Exercise → Could you write out every entry exactly as it stands?

....

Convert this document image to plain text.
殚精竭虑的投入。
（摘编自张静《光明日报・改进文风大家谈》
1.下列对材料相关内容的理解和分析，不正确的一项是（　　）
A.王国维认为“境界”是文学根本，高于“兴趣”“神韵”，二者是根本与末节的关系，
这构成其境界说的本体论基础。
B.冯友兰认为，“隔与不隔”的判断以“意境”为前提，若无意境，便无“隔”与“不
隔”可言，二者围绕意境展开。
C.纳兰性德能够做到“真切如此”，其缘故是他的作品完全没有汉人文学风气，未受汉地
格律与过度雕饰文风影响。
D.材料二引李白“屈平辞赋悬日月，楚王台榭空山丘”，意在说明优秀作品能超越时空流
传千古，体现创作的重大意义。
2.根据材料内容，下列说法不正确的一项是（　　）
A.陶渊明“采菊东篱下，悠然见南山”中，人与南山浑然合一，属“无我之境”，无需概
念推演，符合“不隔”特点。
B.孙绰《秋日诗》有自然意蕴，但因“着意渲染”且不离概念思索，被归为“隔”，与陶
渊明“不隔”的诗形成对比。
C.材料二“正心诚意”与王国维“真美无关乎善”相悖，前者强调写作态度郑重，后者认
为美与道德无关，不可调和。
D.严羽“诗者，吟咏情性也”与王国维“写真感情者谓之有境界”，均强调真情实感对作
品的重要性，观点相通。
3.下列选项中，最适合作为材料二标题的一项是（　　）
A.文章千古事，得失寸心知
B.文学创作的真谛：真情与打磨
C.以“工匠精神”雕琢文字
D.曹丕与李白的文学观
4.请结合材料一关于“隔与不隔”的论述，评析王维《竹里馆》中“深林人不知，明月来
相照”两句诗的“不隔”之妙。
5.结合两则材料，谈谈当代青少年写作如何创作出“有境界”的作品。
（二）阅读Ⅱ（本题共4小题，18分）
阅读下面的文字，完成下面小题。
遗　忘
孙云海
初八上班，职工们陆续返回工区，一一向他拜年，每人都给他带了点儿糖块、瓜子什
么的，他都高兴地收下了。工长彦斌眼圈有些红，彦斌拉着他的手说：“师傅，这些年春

....

Exercise solution →
Convert this document image to plain text.
殚精竭虑的投入。
（摘编自张静《光明日报・改进文风大家谈》
1.下列对材料相关内容的理解和分析，不正确的一项是（　　）
A.王国维认为“境界”是文学根本，高于“兴趣”“神韵”，二者是根本与末节的关系，
这构成其境界说的本体论基础。
B.冯友兰认为，“隔与不隔”的判断以“意境”为前提，若无意境，便无“隔”与“不
隔”可言，二者围绕意境展开。
C.纳兰性德能够做到“真切如此”，其缘故是他的作品完全没有汉人文学风气，未受汉地
格律与过度雕饰文风影响。
D.材料二引李白“屈平辞赋悬日月，楚王台榭空山丘”，意在说明优秀作品能超越时空流
传千古，体现创作的重大意义。
2.根据材料内容，下列说法不正确的一项是（　　）
A.陶渊明“采菊东篱下，悠然见南山”中，人与南山浑然合一，属“无我之境”，无需概
念推演，符合“不隔”特点。
B.孙绰《秋日诗》有自然意蕴，但因“着意渲染”且不离概念思索，被归为“隔”，与陶
渊明“不隔”的诗形成对比。
C.材料二“正心诚意”与王国维“真美无关乎善”相悖，前者强调写作态度郑重，后者认
为美与道德无关，不可调和。
D.严羽“诗者，吟咏情性也”与王国维“写真感情者谓之有境界”，均强调真情实感对作
品的重要性，观点相通。
3.下列选项中，最适合作为材料二标题的一项是（　　）
A.文章千古事，得失寸心知
B.文学创作的真谛：真情与打磨
C.以“工匠精神”雕琢文字
D.曹丕与李白的文学观
4.请结合材料一关于“隔与不隔”的论述，评析王维《竹里馆》中“深林人不知，明月来
相照”两句诗的“不隔”之妙。
5.结合两则材料，谈谈当代青少年写作如何创作出“有境界”的作品。
（二）阅读Ⅱ（本题共4小题，18分）
阅读下面的文字，完成下面小题。
遗　忘
孙云海
初八上班，职工们陆续返回工区，一一向他拜年，每人都给他带了点儿糖块、瓜子什
么的，他都高兴地收下了。工长彦斌眼圈有些红，彦斌拉着他的手说：“师傅，这些年春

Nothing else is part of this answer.